EXERCISE OBJECTIVE:
Copy every record below exactly as written, but leave out the pictures.

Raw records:
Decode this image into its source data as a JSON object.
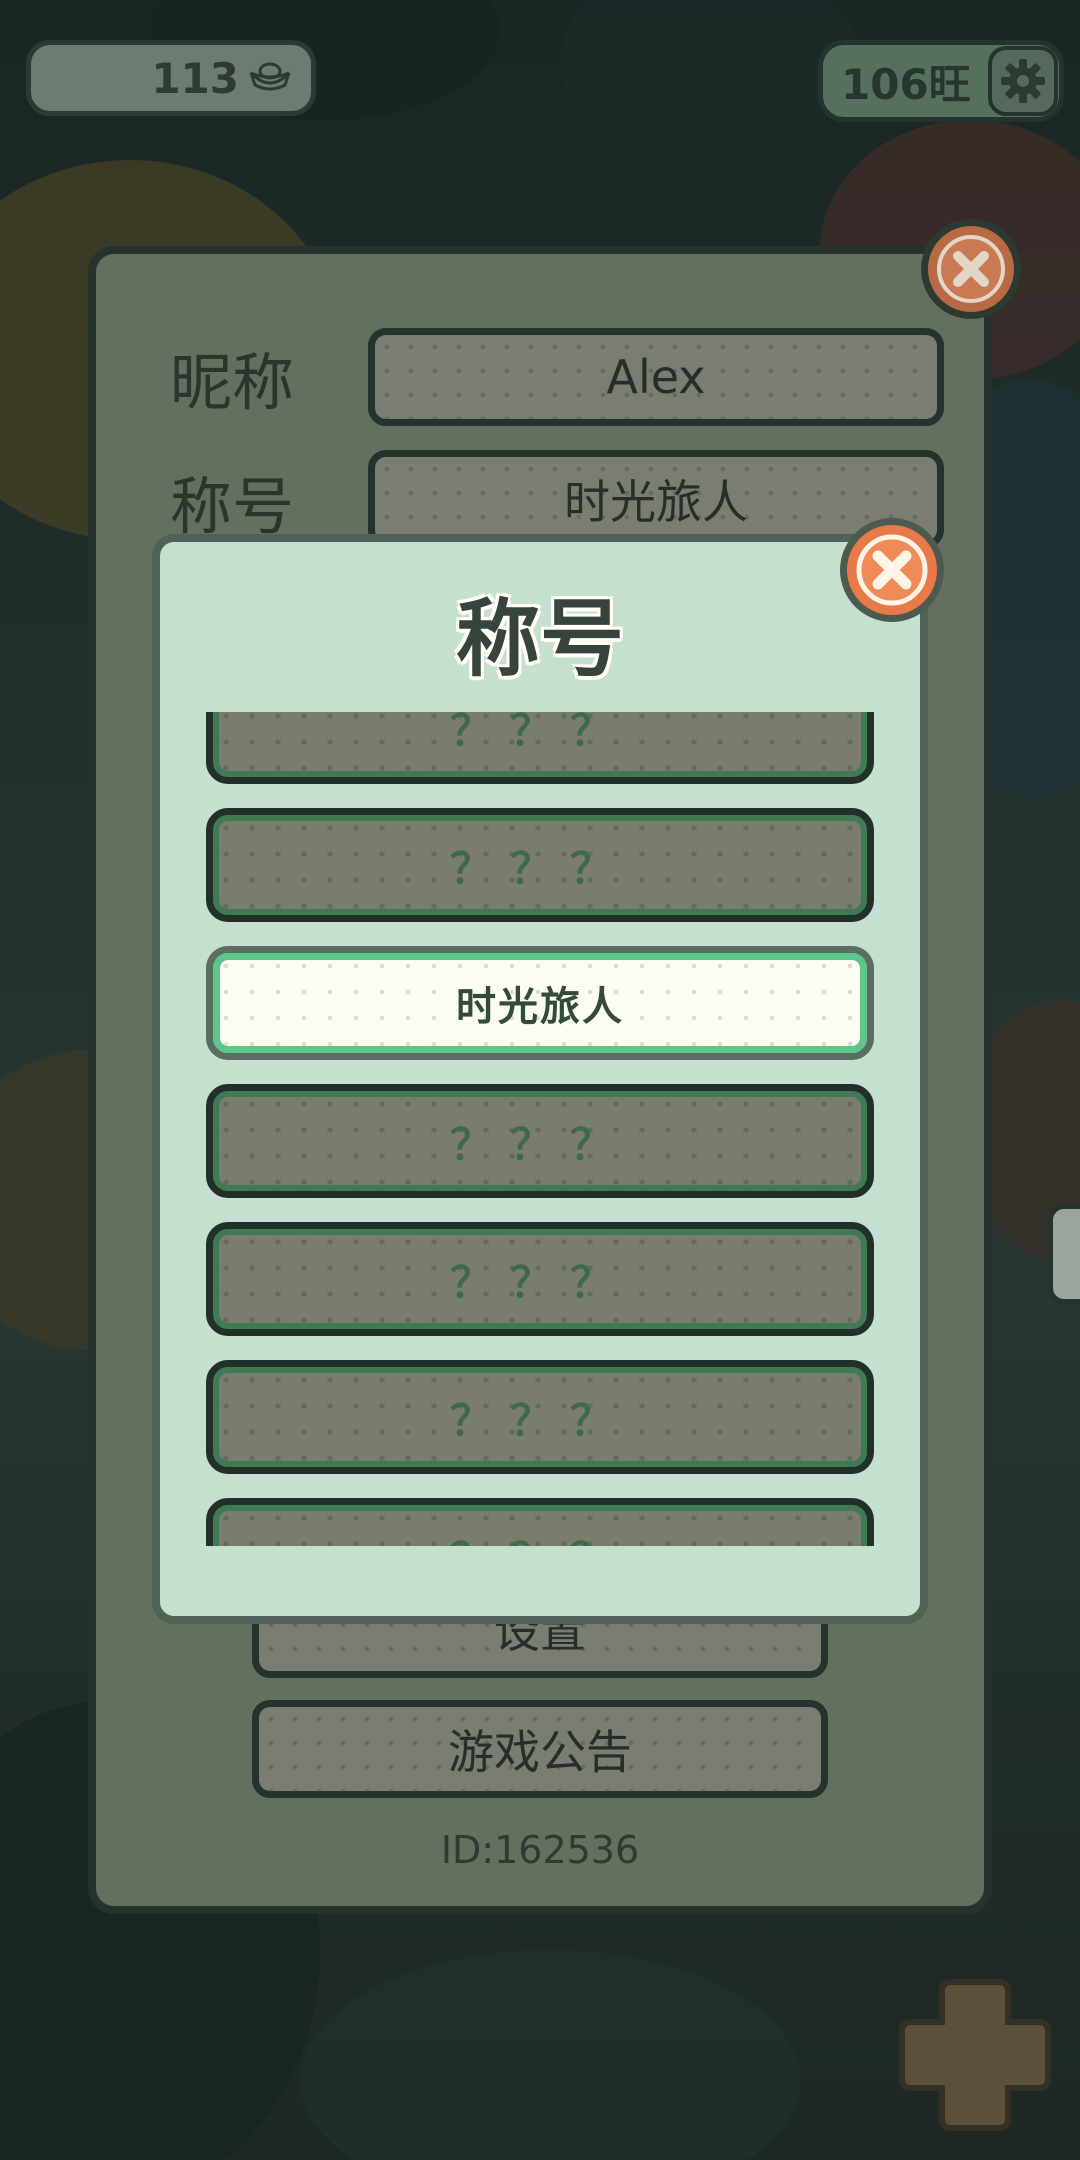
{
  "hud": {
    "currency_value": "113",
    "currency_icon": "ingot-icon",
    "wang_value": "106旺",
    "settings_icon": "gear-icon"
  },
  "profile_panel": {
    "nickname_label": "昵称",
    "nickname_value": "Alex",
    "title_label": "称号",
    "title_value": "时光旅人",
    "settings_button": "设置",
    "announcement_button": "游戏公告",
    "user_id": "ID:162536",
    "close_icon": "close-icon"
  },
  "title_modal": {
    "heading": "称号",
    "close_icon": "close-icon",
    "items": [
      {
        "label": "？？？",
        "selected": false
      },
      {
        "label": "？？？",
        "selected": false
      },
      {
        "label": "时光旅人",
        "selected": true
      },
      {
        "label": "？？？",
        "selected": false
      },
      {
        "label": "？？？",
        "selected": false
      },
      {
        "label": "？？？",
        "selected": false
      },
      {
        "label": "？？？",
        "selected": false
      }
    ]
  },
  "colors": {
    "modal_bg": "#c5e0ce",
    "selected_border": "#5bc78a",
    "close_button": "#e8794a"
  }
}
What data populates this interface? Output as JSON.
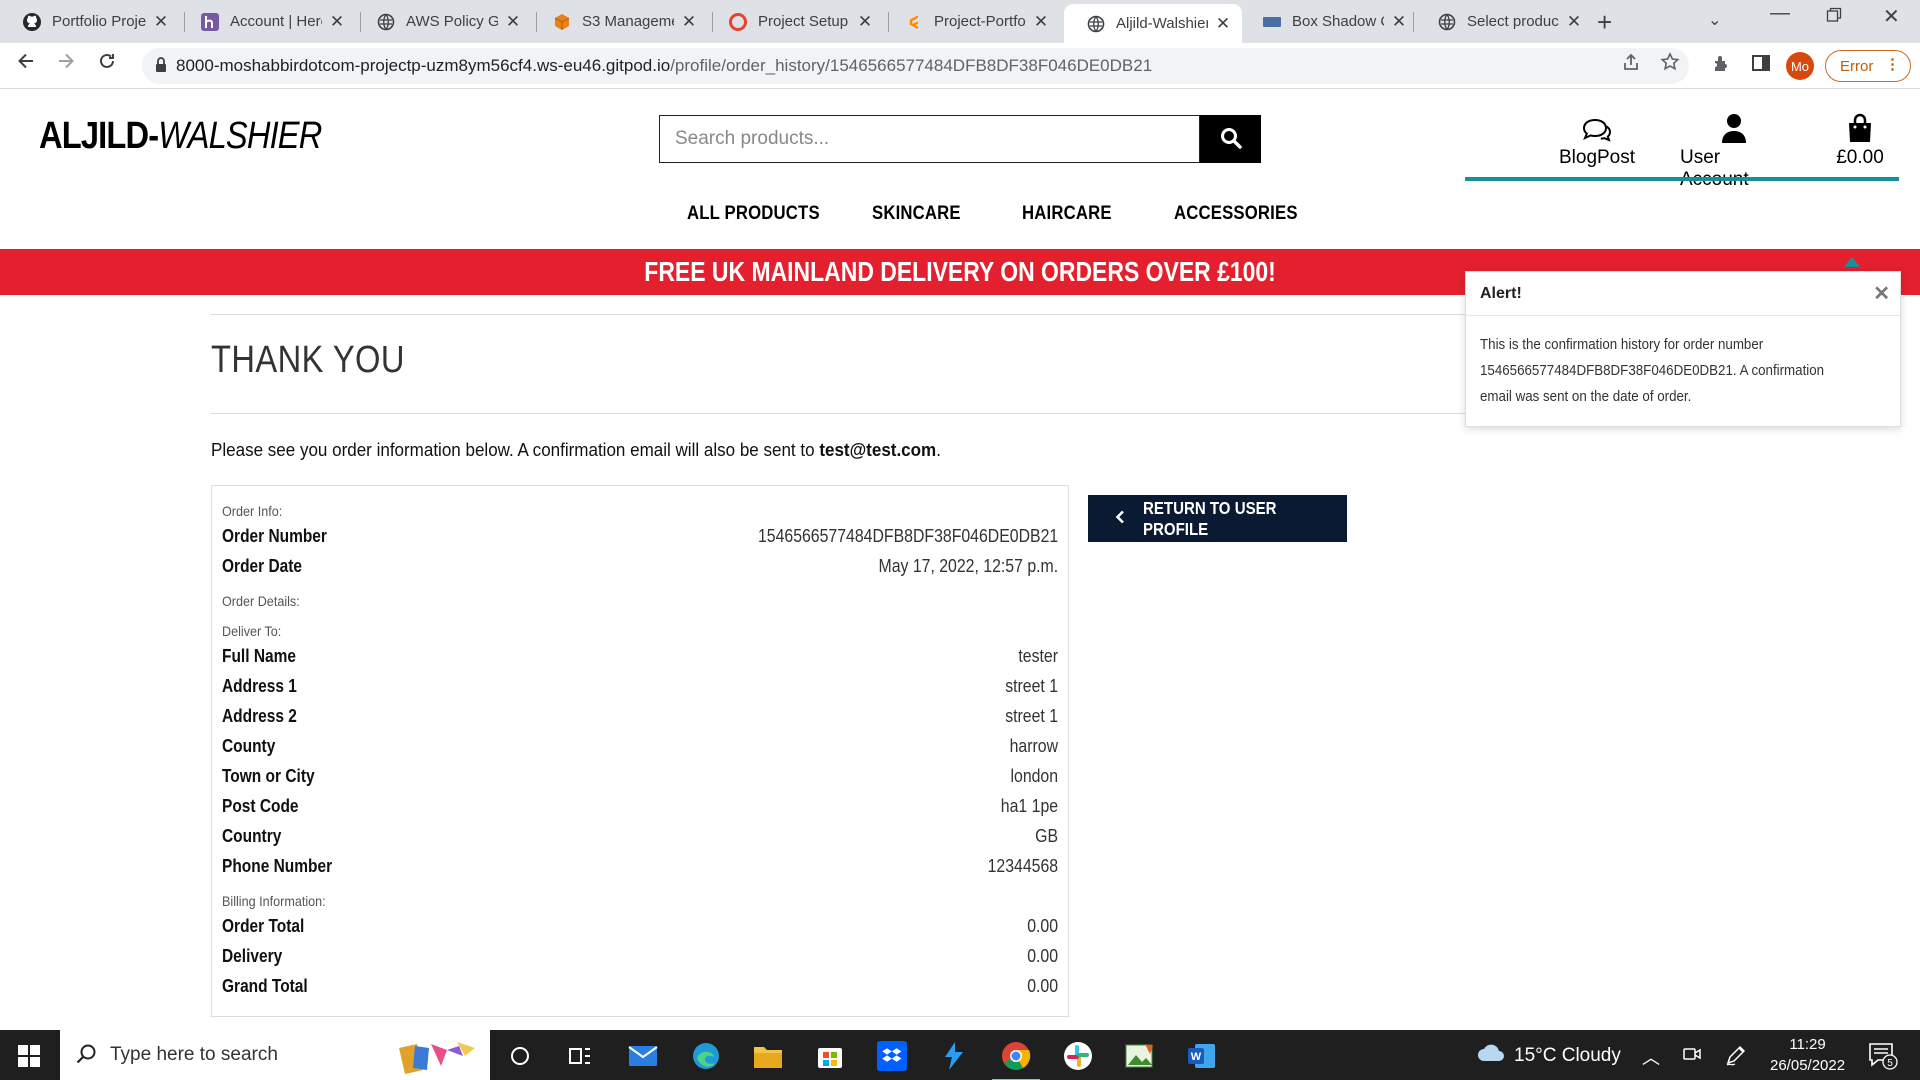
{
  "browser": {
    "tabs": [
      {
        "title": "Portfolio Proje",
        "icon": "github-icon",
        "active": false
      },
      {
        "title": "Account | Hero",
        "icon": "heroku-icon",
        "active": false
      },
      {
        "title": "AWS Policy Ge",
        "icon": "globe-icon",
        "active": false
      },
      {
        "title": "S3 Manageme",
        "icon": "aws-s3-icon",
        "active": false
      },
      {
        "title": "Project Setup",
        "icon": "opera-icon",
        "active": false
      },
      {
        "title": "Project-Portfo",
        "icon": "gitpod-icon",
        "active": false
      },
      {
        "title": "Aljild-Walshier",
        "icon": "globe-icon",
        "active": true
      },
      {
        "title": "Box Shadow C",
        "icon": "box-icon",
        "active": false
      },
      {
        "title": "Select produc",
        "icon": "globe-icon",
        "active": false
      }
    ],
    "url_host": "8000-moshabbirdotcom-projectp-uzm8ym56cf4.ws-eu46.gitpod.io",
    "url_path": "/profile/order_history/1546566577484DFB8DF38F046DE0DB21",
    "profile_initials": "Mo",
    "error_label": "Error"
  },
  "site": {
    "logo_main": "ALJILD-",
    "logo_em": "WALSHIER",
    "search_placeholder": "Search products...",
    "header_links": {
      "blog": "BlogPost",
      "account": "User Account",
      "bag": "£0.00"
    },
    "nav": [
      "ALL PRODUCTS",
      "SKINCARE",
      "HAIRCARE",
      "ACCESSORIES"
    ],
    "banner": "FREE UK MAINLAND DELIVERY ON ORDERS OVER £100!",
    "page_title": "THANK YOU",
    "intro_text": "Please see you order information below. A confirmation email will also be sent to ",
    "intro_email": "test@test.com",
    "intro_end": ".",
    "return_button": "RETURN TO USER PROFILE",
    "order": {
      "order_info_heading": "Order Info:",
      "order_number_label": "Order Number",
      "order_number": "1546566577484DFB8DF38F046DE0DB21",
      "order_date_label": "Order Date",
      "order_date": "May 17, 2022, 12:57 p.m.",
      "order_details_heading": "Order Details:",
      "deliver_to_heading": "Deliver To:",
      "delivery_fields": [
        {
          "label": "Full Name",
          "value": "tester"
        },
        {
          "label": "Address 1",
          "value": "street 1"
        },
        {
          "label": "Address 2",
          "value": "street 1"
        },
        {
          "label": "County",
          "value": "harrow"
        },
        {
          "label": "Town or City",
          "value": "london"
        },
        {
          "label": "Post Code",
          "value": "ha1 1pe"
        },
        {
          "label": "Country",
          "value": "GB"
        },
        {
          "label": "Phone Number",
          "value": "12344568"
        }
      ],
      "billing_heading": "Billing Information:",
      "billing_fields": [
        {
          "label": "Order Total",
          "value": "0.00"
        },
        {
          "label": "Delivery",
          "value": "0.00"
        },
        {
          "label": "Grand Total",
          "value": "0.00"
        }
      ]
    },
    "alert": {
      "title": "Alert!",
      "message": "This is the confirmation history for order number 1546566577484DFB8DF38F046DE0DB21. A confirmation email was sent on the date of order."
    }
  },
  "taskbar": {
    "search_placeholder": "Type here to search",
    "weather": "15°C  Cloudy",
    "time": "11:29",
    "date": "26/05/2022",
    "notification_count": "5"
  },
  "colors": {
    "banner": "#e4202f",
    "accent_teal": "#1a8f9c",
    "return_button": "#0b1a33"
  }
}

SOLVED PROBLEM:
Decode this image into its source data as a JSON object.
{
  "hud": {
    "currency_value": "113",
    "currency_icon": "ingot-icon",
    "wang_value": "106旺",
    "settings_icon": "gear-icon"
  },
  "profile_panel": {
    "nickname_label": "昵称",
    "nickname_value": "Alex",
    "title_label": "称号",
    "title_value": "时光旅人",
    "settings_button": "设置",
    "announcement_button": "游戏公告",
    "user_id": "ID:162536",
    "close_icon": "close-icon"
  },
  "title_modal": {
    "heading": "称号",
    "close_icon": "close-icon",
    "items": [
      {
        "label": "？？？",
        "selected": false
      },
      {
        "label": "？？？",
        "selected": false
      },
      {
        "label": "时光旅人",
        "selected": true
      },
      {
        "label": "？？？",
        "selected": false
      },
      {
        "label": "？？？",
        "selected": false
      },
      {
        "label": "？？？",
        "selected": false
      },
      {
        "label": "？？？",
        "selected": false
      }
    ]
  },
  "colors": {
    "modal_bg": "#c5e0ce",
    "selected_border": "#5bc78a",
    "close_button": "#e8794a"
  }
}
What data populates this interface? Output as JSON.
{
  "browser": {
    "tabs": [
      {
        "title": "Portfolio Proje",
        "icon": "github-icon",
        "active": false
      },
      {
        "title": "Account | Hero",
        "icon": "heroku-icon",
        "active": false
      },
      {
        "title": "AWS Policy Ge",
        "icon": "globe-icon",
        "active": false
      },
      {
        "title": "S3 Manageme",
        "icon": "aws-s3-icon",
        "active": false
      },
      {
        "title": "Project Setup",
        "icon": "opera-icon",
        "active": false
      },
      {
        "title": "Project-Portfo",
        "icon": "gitpod-icon",
        "active": false
      },
      {
        "title": "Aljild-Walshier",
        "icon": "globe-icon",
        "active": true
      },
      {
        "title": "Box Shadow C",
        "icon": "box-icon",
        "active": false
      },
      {
        "title": "Select produc",
        "icon": "globe-icon",
        "active": false
      }
    ],
    "url_host": "8000-moshabbirdotcom-projectp-uzm8ym56cf4.ws-eu46.gitpod.io",
    "url_path": "/profile/order_history/1546566577484DFB8DF38F046DE0DB21",
    "profile_initials": "Mo",
    "error_label": "Error"
  },
  "site": {
    "logo_main": "ALJILD-",
    "logo_em": "WALSHIER",
    "search_placeholder": "Search products...",
    "header_links": {
      "blog": "BlogPost",
      "account": "User Account",
      "bag": "£0.00"
    },
    "nav": [
      "ALL PRODUCTS",
      "SKINCARE",
      "HAIRCARE",
      "ACCESSORIES"
    ],
    "banner": "FREE UK MAINLAND DELIVERY ON ORDERS OVER £100!",
    "page_title": "THANK YOU",
    "intro_text": "Please see you order information below. A confirmation email will also be sent to ",
    "intro_email": "test@test.com",
    "intro_end": ".",
    "return_button": "RETURN TO USER PROFILE",
    "order": {
      "order_info_heading": "Order Info:",
      "order_number_label": "Order Number",
      "order_number": "1546566577484DFB8DF38F046DE0DB21",
      "order_date_label": "Order Date",
      "order_date": "May 17, 2022, 12:57 p.m.",
      "order_details_heading": "Order Details:",
      "deliver_to_heading": "Deliver To:",
      "delivery_fields": [
        {
          "label": "Full Name",
          "value": "tester"
        },
        {
          "label": "Address 1",
          "value": "street 1"
        },
        {
          "label": "Address 2",
          "value": "street 1"
        },
        {
          "label": "County",
          "value": "harrow"
        },
        {
          "label": "Town or City",
          "value": "london"
        },
        {
          "label": "Post Code",
          "value": "ha1 1pe"
        },
        {
          "label": "Country",
          "value": "GB"
        },
        {
          "label": "Phone Number",
          "value": "12344568"
        }
      ],
      "billing_heading": "Billing Information:",
      "billing_fields": [
        {
          "label": "Order Total",
          "value": "0.00"
        },
        {
          "label": "Delivery",
          "value": "0.00"
        },
        {
          "label": "Grand Total",
          "value": "0.00"
        }
      ]
    },
    "alert": {
      "title": "Alert!",
      "message": "This is the confirmation history for order number 1546566577484DFB8DF38F046DE0DB21. A confirmation email was sent on the date of order."
    }
  },
  "taskbar": {
    "search_placeholder": "Type here to search",
    "weather": "15°C  Cloudy",
    "time": "11:29",
    "date": "26/05/2022",
    "notification_count": "5"
  },
  "colors": {
    "banner": "#e4202f",
    "accent_teal": "#1a8f9c",
    "return_button": "#0b1a33"
  }
}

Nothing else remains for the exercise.